* Begin Information shown *

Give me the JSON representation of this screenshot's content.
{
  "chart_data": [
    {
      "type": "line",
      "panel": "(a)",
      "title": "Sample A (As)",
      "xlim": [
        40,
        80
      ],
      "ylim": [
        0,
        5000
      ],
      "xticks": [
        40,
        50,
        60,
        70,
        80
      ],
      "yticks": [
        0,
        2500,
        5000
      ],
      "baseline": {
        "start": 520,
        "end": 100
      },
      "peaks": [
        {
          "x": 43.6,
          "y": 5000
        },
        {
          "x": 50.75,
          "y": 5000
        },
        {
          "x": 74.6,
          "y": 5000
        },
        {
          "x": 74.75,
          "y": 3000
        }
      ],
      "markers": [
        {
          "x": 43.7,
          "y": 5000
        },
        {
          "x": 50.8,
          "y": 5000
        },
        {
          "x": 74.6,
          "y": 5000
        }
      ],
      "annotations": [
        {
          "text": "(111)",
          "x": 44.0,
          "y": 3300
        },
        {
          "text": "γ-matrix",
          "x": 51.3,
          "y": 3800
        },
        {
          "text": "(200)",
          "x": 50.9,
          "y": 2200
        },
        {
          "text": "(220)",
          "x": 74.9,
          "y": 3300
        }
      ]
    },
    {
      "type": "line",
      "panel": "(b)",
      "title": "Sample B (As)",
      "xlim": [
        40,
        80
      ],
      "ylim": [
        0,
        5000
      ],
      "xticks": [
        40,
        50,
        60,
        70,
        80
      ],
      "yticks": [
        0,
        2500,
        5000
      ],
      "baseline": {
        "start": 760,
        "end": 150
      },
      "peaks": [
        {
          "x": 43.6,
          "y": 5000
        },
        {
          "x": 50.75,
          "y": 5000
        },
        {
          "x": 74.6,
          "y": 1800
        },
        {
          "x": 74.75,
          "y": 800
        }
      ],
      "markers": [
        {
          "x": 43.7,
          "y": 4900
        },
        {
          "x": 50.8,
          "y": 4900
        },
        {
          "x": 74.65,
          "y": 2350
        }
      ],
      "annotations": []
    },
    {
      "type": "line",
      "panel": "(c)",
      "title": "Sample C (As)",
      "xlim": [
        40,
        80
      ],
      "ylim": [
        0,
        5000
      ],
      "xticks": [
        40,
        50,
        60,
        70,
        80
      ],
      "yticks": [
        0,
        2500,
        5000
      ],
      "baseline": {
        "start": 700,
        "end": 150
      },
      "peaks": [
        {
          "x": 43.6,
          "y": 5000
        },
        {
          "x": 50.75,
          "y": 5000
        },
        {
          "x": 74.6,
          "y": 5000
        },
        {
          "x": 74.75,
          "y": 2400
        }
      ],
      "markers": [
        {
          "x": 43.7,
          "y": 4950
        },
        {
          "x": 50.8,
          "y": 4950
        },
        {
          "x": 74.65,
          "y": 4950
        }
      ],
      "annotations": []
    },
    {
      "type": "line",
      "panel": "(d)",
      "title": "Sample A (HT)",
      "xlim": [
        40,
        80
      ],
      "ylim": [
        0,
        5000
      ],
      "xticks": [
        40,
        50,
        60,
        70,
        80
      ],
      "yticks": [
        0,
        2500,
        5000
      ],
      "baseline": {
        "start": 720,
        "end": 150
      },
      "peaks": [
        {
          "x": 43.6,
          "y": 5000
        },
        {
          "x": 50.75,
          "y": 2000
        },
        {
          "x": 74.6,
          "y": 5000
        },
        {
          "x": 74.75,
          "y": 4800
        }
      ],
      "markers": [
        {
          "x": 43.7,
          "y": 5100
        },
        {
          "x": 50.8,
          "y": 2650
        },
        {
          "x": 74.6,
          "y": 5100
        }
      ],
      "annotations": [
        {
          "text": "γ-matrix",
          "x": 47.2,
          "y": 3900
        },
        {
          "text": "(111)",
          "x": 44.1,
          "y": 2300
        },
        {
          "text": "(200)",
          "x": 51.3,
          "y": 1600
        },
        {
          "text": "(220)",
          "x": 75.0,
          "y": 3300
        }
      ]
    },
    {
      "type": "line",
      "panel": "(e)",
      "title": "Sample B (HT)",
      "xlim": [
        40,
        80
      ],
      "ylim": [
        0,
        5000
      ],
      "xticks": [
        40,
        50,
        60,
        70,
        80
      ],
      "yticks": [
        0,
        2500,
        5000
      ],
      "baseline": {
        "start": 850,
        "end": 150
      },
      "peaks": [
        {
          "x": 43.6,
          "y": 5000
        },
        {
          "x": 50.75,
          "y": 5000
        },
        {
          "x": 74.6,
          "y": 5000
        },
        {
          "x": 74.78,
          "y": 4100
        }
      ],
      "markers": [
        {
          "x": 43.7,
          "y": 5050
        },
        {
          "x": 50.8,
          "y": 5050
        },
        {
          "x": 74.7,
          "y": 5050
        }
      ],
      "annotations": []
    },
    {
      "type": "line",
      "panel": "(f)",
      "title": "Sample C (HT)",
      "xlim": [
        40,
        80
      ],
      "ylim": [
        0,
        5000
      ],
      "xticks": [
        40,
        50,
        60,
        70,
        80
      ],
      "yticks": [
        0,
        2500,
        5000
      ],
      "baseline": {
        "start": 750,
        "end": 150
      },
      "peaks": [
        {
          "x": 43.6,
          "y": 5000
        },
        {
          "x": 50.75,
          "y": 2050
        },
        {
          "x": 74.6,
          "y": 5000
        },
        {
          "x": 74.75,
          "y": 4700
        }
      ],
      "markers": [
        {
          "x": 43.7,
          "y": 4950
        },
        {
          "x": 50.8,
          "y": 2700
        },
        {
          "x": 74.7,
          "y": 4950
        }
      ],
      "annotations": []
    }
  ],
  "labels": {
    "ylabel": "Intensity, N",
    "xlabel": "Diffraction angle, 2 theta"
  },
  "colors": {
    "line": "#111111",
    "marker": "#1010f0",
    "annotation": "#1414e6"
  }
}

* End Information shown *

Exercise details
Collect, from the material above, every line containing the word "Sample".

Right answer
      "title": "Sample A (As)",
      "title": "Sample B (As)",
      "title": "Sample C (As)",
      "title": "Sample A (HT)",
      "title": "Sample B (HT)",
      "title": "Sample C (HT)",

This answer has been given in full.